YOUR INSTRUCTIONS ->
Please carry the article on partial dollarization in Cuba forward from its final sentence.

PAGE EXCERPT ->
----
Partial Dollarization in Cuba: A Vision of the Excluded
On August 4, 2022, the Cuban state began buying foreign currencies from nationals and foreigners. On the 23rd of the same month, the official sale of dollars in cash to the population started, but not in freely convertible currency (FCC). These are the most recent decisions of the apparently unstoppable process of partial dollarization of the country, the social cost of which is already very high.
The process of monetary unification in Cuba eliminated the parallel currency (CUC or Cuban convertible peso) to return to an economy in which the national currency (CUP or Cuban peso) would become the only one to provide access to goods and services; but, at the same time, part of the economy has become dollarized.
Although the Cuban government argued that it was a transitional solution to the shortage of foreign exchange for the purchase and sale of supplies, goods and services, its extension in time can be described as indefinite.
Former President Raúl Castro himself in his Central Report to 8th Communist Party Congress (CCP) said that “the sales in FCC are necessary and will take the time it takes to straighten the economy and allow the convertibility of the Cuban currency”.
Both the current dollarization process and the one that preceded it in the 1990s, during the so-called Special periodhad the same basis: the shortage of foreign currency to import essential supplies – such as fuel and food – and to service the country’s accumulated debts.
Likewise, the two processes share as their main expression the opening of shops to collect hard currency. In the network of establishments dedicated to this purpose, in addition to electrical appliances and other “high-end” items, basic necessities were sold, most of which disappeared from the national currency supply.
A difference between the process of the 1990s and the current process is that payment in these stores today is made only by bank card, both from foreign and Cuban banks, backed by convertible currencies. Cards that can only receive money transfers from abroad or foreign currency deposits in cash when not in USD, a decision which, as reiterated by the government, is due to restrictions and regulations of the US embargo/blockade.
However, the big dilemma in this scenario remains the same as then: Cubans’ access to foreign currency. Income from salaries and pensions on the island are all in national currency. And the state still does not guarantee the sale of virtual currency to the population, not even at prices above the formal rate of 1 FCC = 24 CUP.
The result is that only those who can receive remittances from abroad, as well as those who can purchase this currency on the island, at skyrocketing prices, via the thriving informal market, have been given access to purchase from FCC stores. Thus, the process of partial dollarization opened the door to new inequalities in Cuban society, which accentuated the gaps accumulated since the crisis years of the Special Period.
Those who do not receive funds: the excluded
Most Cubans do not receive any money. Figures on family nuclei that do not receive some type of financial assistance from abroad are not public on the island, but a large cross-section of our society is included in this category.
Pensioners and retirees suffer. According For sociologist and researcher Julio César Guanche, “at least 221,425 elderly people live alone in Cuba, and most of them are women. Among these seniors, 82.3% have an income that is a consequence of work or retirement, but they have no other source of income.
The reality is that a large part of the Cuban population has never accessed an establishment of the country’s network of currency stores. And “the worst thing is that this exclusion is determined, no longer by low income levels, but by their disconnection with sources of external transfers”, in words of professor and economist Oscar Fernández.
Indeed, the process of monetary unification has led to an increase in salaries and pensions — the minimum pension in the country is 1,528 pesos while the basic salary is 2,100 CUP. However, at the same time, it maintained the foreign currency as the currency with the greatest purchasing power and generated rising prices and galloping inflation that drastically affected the economy of all households on the island.
----
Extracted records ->
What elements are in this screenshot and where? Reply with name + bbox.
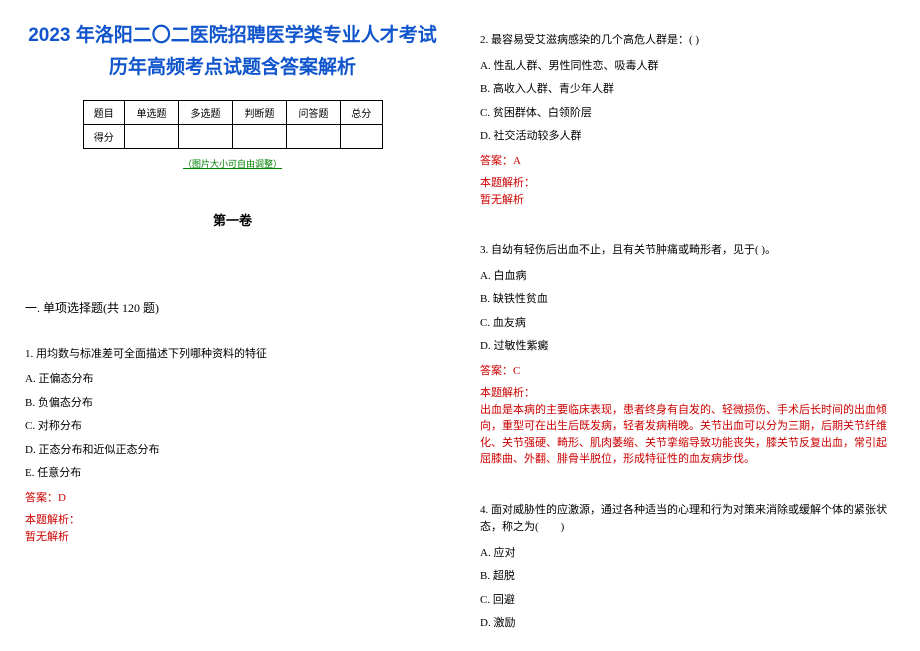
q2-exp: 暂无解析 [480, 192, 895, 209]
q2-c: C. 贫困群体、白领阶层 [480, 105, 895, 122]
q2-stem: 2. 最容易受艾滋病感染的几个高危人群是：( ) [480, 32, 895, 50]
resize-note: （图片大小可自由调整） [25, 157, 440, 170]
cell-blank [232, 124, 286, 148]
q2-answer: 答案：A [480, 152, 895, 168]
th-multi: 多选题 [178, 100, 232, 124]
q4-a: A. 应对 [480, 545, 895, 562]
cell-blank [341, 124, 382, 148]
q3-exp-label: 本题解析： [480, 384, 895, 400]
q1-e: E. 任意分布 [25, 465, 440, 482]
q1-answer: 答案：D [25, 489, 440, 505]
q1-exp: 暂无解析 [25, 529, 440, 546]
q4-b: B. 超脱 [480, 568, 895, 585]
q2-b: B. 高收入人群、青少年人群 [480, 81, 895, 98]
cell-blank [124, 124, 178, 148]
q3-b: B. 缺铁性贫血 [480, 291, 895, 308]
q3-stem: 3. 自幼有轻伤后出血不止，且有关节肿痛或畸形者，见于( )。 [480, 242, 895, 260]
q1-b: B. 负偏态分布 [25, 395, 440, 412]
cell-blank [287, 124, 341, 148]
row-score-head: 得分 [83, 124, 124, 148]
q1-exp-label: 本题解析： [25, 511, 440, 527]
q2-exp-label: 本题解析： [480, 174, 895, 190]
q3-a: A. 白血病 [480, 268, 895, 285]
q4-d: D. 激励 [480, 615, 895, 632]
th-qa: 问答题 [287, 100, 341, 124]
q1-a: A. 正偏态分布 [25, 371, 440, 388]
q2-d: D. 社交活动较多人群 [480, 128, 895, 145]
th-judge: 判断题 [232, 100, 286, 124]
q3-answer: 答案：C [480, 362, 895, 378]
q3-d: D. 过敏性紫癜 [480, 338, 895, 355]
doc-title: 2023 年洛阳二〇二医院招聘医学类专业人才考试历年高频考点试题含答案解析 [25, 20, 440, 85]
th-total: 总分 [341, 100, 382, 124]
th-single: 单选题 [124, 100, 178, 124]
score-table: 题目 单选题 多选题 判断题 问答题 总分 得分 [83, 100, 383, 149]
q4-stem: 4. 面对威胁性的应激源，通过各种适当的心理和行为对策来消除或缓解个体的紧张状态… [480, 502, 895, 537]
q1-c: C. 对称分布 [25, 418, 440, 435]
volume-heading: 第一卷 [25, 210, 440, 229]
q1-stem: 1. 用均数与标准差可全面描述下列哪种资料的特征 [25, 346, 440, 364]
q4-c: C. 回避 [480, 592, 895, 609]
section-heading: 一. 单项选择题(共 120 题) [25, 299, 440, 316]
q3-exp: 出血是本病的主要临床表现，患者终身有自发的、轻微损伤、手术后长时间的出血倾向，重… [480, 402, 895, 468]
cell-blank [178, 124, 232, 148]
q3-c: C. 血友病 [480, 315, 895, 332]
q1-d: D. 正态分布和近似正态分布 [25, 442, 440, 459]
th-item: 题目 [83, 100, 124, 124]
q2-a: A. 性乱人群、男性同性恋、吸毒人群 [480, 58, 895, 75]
----
RESULT FOR THIS EXERCISE ->
For those who do not receive foreign currency, local currency options are minimal.
They have the standardized family basket. However, this does not meet the needs for food and toiletries for the whole month within the family nucleus, in a context where the supply of over-the-counter products in CUP such as rice, sugar, salt , eggs, soap, among others, which constituted the complement of the regulated allowance, has disappeared.
The only palliative that remains is the sale of certain toiletries and food products which are marketed in Cuban pesos through ration books in authorized sales outlets. The only thing is that this allocation per core is totally random and every month the available items, not the most needed ones, reach the Cubans.
All other alternatives to meet uncovered basic needs are reduced to purchases on the informal market. In this market, all basic necessities, both imported and domestic, can be found; or FCC can be purchased, again at a price established by the law of supply and demand.
And given the constant need and few options, in the informal market, prices in national currency can exceed up to 10 times the original value of items, while nowadays virtual currency has reached values of 140 UPC x 1 FCC.
The most elementary calculations show that in practice it is impossible to live solely on a state pension or salary. So, in a nutshell, Cubans who cannot afford to access a certain type of currency to support themselves are clearly at a disadvantage in the current socio-economic context.
The Dilemma of Remittance Dependence
The entry of the dollar into the Cuban economy has made families dependent on remittances. Therefore, the luckiest in Cuba today are those who can count on a loved one abroad who can support them financially.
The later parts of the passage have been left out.